### WORK TO COMPLETE
Reproduce the records that follow in full, excluding any picture they contain.

### Data excerpts

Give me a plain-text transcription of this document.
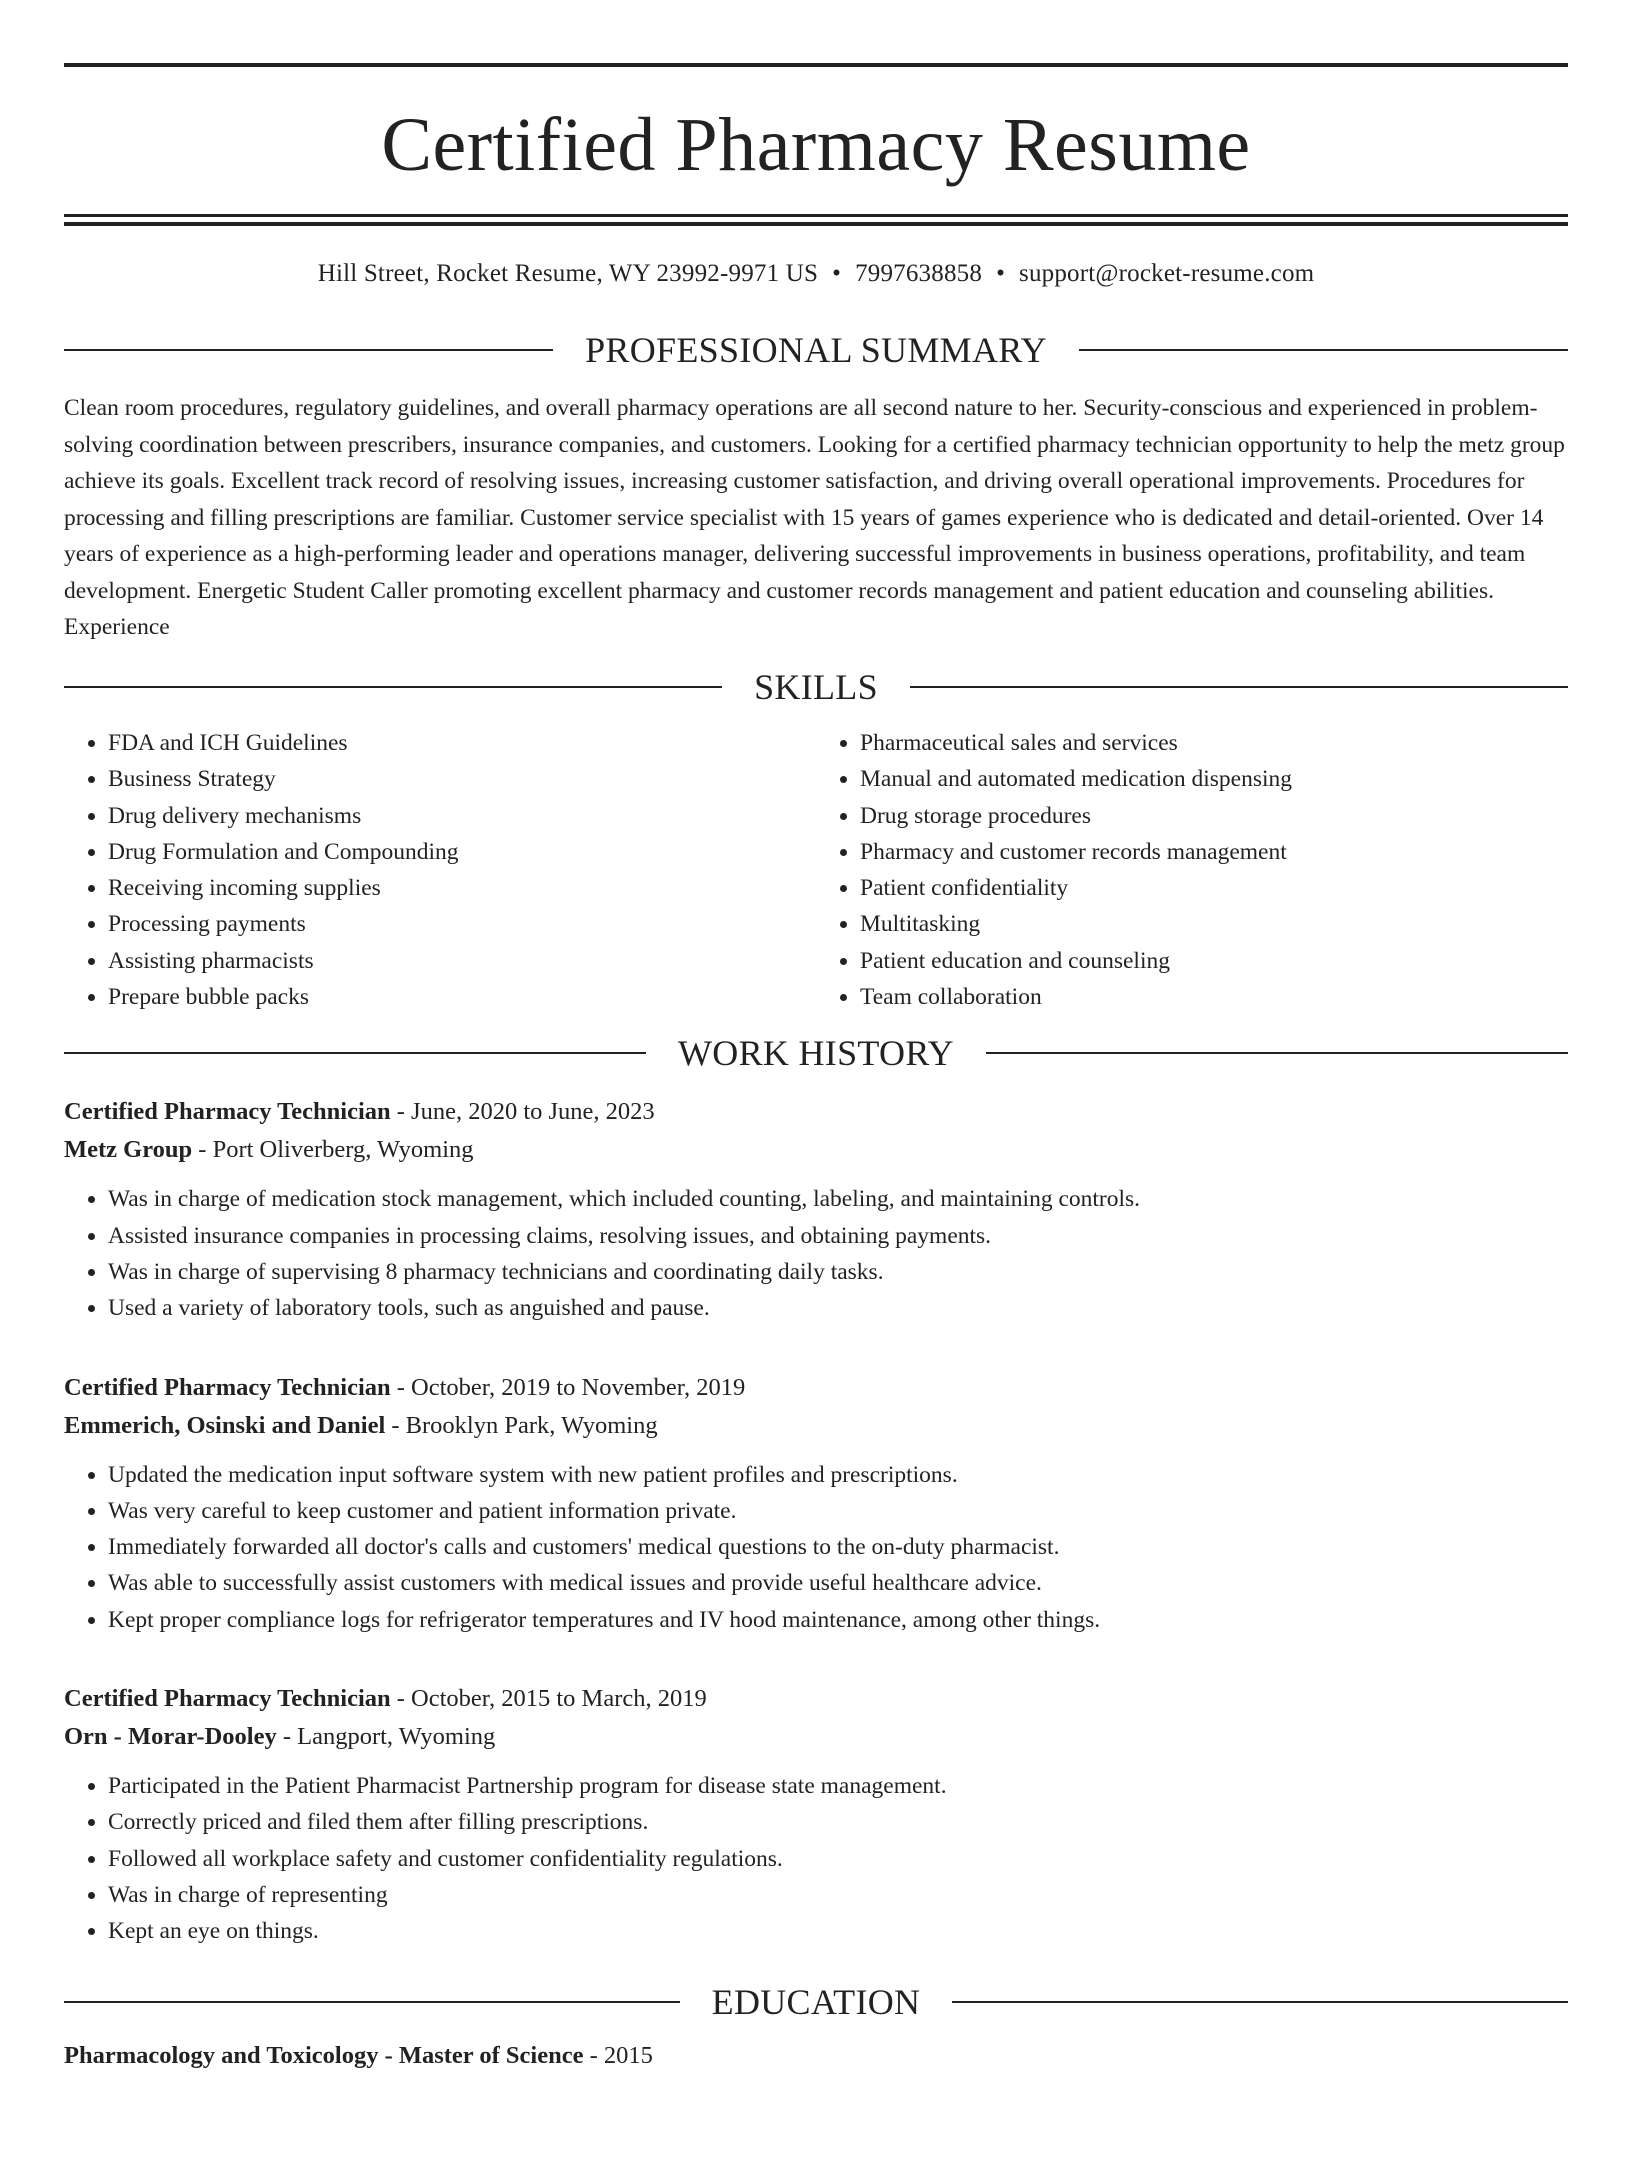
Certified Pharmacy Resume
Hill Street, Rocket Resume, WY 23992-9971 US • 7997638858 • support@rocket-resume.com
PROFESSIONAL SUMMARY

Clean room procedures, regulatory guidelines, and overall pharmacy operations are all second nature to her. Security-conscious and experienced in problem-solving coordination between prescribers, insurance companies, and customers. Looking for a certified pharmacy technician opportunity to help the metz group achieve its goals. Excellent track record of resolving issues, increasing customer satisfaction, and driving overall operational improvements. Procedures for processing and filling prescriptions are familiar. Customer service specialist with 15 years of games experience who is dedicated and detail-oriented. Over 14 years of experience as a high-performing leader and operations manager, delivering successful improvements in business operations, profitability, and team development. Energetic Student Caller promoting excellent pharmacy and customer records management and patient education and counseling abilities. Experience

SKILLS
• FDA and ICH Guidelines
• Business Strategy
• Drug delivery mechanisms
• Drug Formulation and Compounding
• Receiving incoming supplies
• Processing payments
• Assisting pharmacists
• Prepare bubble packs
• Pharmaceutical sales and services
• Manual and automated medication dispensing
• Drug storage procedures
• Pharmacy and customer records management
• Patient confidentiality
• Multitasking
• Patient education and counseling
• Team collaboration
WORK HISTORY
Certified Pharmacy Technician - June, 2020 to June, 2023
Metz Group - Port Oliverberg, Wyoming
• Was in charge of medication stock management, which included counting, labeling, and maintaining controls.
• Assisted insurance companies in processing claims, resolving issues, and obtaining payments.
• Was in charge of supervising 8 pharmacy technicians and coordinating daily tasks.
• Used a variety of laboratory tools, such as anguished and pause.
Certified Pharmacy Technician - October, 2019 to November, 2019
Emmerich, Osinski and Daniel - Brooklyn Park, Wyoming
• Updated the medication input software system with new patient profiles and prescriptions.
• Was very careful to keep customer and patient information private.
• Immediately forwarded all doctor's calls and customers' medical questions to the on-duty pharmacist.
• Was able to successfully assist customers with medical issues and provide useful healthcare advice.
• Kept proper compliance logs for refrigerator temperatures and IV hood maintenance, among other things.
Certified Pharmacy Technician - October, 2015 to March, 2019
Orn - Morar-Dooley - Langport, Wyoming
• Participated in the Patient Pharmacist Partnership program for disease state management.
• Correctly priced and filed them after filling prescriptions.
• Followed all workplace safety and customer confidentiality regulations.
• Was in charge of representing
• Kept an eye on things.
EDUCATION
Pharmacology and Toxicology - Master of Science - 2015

### RESPONSE
Give me a plain-text transcription of this document.
Certified Pharmacy Resume
Hill Street, Rocket Resume, WY 23992-9971 US • 7997638858 • support@rocket-resume.com
PROFESSIONAL SUMMARY

Clean room procedures, regulatory guidelines, and overall pharmacy operations are all second nature to her. Security-conscious and experienced in problem-solving coordination between prescribers, insurance companies, and customers. Looking for a certified pharmacy technician opportunity to help the metz group achieve its goals. Excellent track record of resolving issues, increasing customer satisfaction, and driving overall operational improvements. Procedures for processing and filling prescriptions are familiar. Customer service specialist with 15 years of games experience who is dedicated and detail-oriented. Over 14 years of experience as a high-performing leader and operations manager, delivering successful improvements in business operations, profitability, and team development. Energetic Student Caller promoting excellent pharmacy and customer records management and patient education and counseling abilities. Experience

SKILLS
• FDA and ICH Guidelines
• Business Strategy
• Drug delivery mechanisms
• Drug Formulation and Compounding
• Receiving incoming supplies
• Processing payments
• Assisting pharmacists
• Prepare bubble packs
• Pharmaceutical sales and services
• Manual and automated medication dispensing
• Drug storage procedures
• Pharmacy and customer records management
• Patient confidentiality
• Multitasking
• Patient education and counseling
• Team collaboration
WORK HISTORY
Certified Pharmacy Technician - June, 2020 to June, 2023
Metz Group - Port Oliverberg, Wyoming
• Was in charge of medication stock management, which included counting, labeling, and maintaining controls.
• Assisted insurance companies in processing claims, resolving issues, and obtaining payments.
• Was in charge of supervising 8 pharmacy technicians and coordinating daily tasks.
• Used a variety of laboratory tools, such as anguished and pause.
Certified Pharmacy Technician - October, 2019 to November, 2019
Emmerich, Osinski and Daniel - Brooklyn Park, Wyoming
• Updated the medication input software system with new patient profiles and prescriptions.
• Was very careful to keep customer and patient information private.
• Immediately forwarded all doctor's calls and customers' medical questions to the on-duty pharmacist.
• Was able to successfully assist customers with medical issues and provide useful healthcare advice.
• Kept proper compliance logs for refrigerator temperatures and IV hood maintenance, among other things.
Certified Pharmacy Technician - October, 2015 to March, 2019
Orn - Morar-Dooley - Langport, Wyoming
• Participated in the Patient Pharmacist Partnership program for disease state management.
• Correctly priced and filed them after filling prescriptions.
• Followed all workplace safety and customer confidentiality regulations.
• Was in charge of representing
• Kept an eye on things.
EDUCATION
Pharmacology and Toxicology - Master of Science - 2015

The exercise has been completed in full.